- **INSTRUCTIONS TO FOLLOW**:
Print the entries in full, word for word, but not the pictures.

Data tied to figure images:
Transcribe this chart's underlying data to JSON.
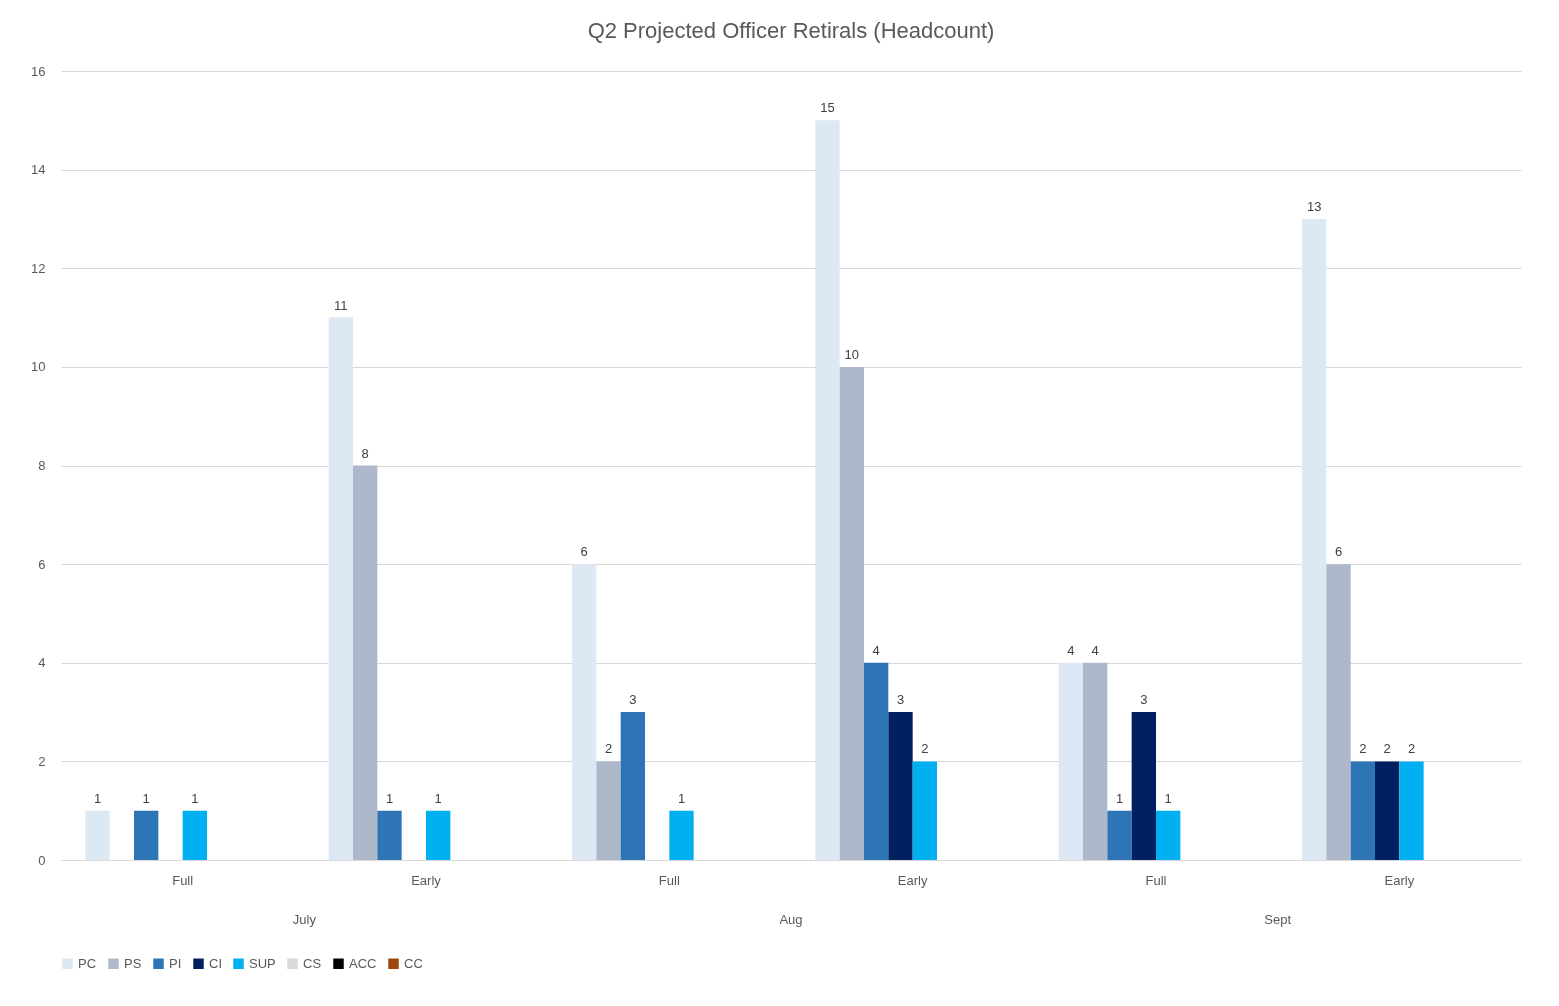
{
  "chart_data": {
    "type": "bar",
    "title": "Q2 Projected Officer Retirals (Headcount)",
    "categories": [
      "Full",
      "Early",
      "Full",
      "Early",
      "Full",
      "Early"
    ],
    "series": [
      {
        "name": "PC",
        "color": "#dde8f5",
        "values": [
          1,
          11,
          6,
          15,
          4,
          13
        ]
      },
      {
        "name": "PS",
        "color": "#adb9ca",
        "values": [
          null,
          8,
          2,
          10,
          4,
          6
        ]
      },
      {
        "name": "PI",
        "color": "#2e75b6",
        "values": [
          1,
          1,
          3,
          4,
          1,
          2
        ]
      },
      {
        "name": "CI",
        "color": "#002060",
        "values": [
          null,
          null,
          null,
          3,
          3,
          2
        ]
      },
      {
        "name": "SUP",
        "color": "#00b0f0",
        "values": [
          1,
          1,
          1,
          2,
          1,
          2
        ]
      },
      {
        "name": "CS",
        "color": "#d9d9d9",
        "values": [
          null,
          null,
          null,
          null,
          null,
          null
        ]
      },
      {
        "name": "ACC",
        "color": "#000000",
        "values": [
          null,
          null,
          null,
          null,
          null,
          null
        ]
      },
      {
        "name": "CC",
        "color": "#9e480e",
        "values": [
          null,
          null,
          null,
          null,
          null,
          null
        ]
      }
    ],
    "annotations": [
      "July",
      "Aug",
      "Sept"
    ],
    "ylim": [
      0,
      16
    ],
    "yticks": [
      0,
      2,
      4,
      6,
      8,
      10,
      12,
      14,
      16
    ],
    "grid": "y",
    "legend": "bottom",
    "data_labels": true
  }
}
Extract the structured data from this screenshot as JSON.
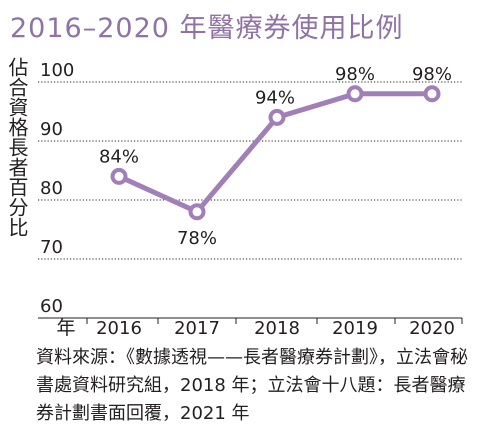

- **FINISHED ANSWER**:
Transcribe this chart's underlying data to JSON.
{
  "chart_data": {
    "type": "bar",
    "title": "Q2 Projected Officer Retirals (Headcount)",
    "categories": [
      "Full",
      "Early",
      "Full",
      "Early",
      "Full",
      "Early"
    ],
    "series": [
      {
        "name": "PC",
        "color": "#dde8f5",
        "values": [
          1,
          11,
          6,
          15,
          4,
          13
        ]
      },
      {
        "name": "PS",
        "color": "#adb9ca",
        "values": [
          null,
          8,
          2,
          10,
          4,
          6
        ]
      },
      {
        "name": "PI",
        "color": "#2e75b6",
        "values": [
          1,
          1,
          3,
          4,
          1,
          2
        ]
      },
      {
        "name": "CI",
        "color": "#002060",
        "values": [
          null,
          null,
          null,
          3,
          3,
          2
        ]
      },
      {
        "name": "SUP",
        "color": "#00b0f0",
        "values": [
          1,
          1,
          1,
          2,
          1,
          2
        ]
      },
      {
        "name": "CS",
        "color": "#d9d9d9",
        "values": [
          null,
          null,
          null,
          null,
          null,
          null
        ]
      },
      {
        "name": "ACC",
        "color": "#000000",
        "values": [
          null,
          null,
          null,
          null,
          null,
          null
        ]
      },
      {
        "name": "CC",
        "color": "#9e480e",
        "values": [
          null,
          null,
          null,
          null,
          null,
          null
        ]
      }
    ],
    "annotations": [
      "July",
      "Aug",
      "Sept"
    ],
    "ylim": [
      0,
      16
    ],
    "yticks": [
      0,
      2,
      4,
      6,
      8,
      10,
      12,
      14,
      16
    ],
    "grid": "y",
    "legend": "bottom",
    "data_labels": true
  }
}
Extract the structured data from this screenshot as JSON.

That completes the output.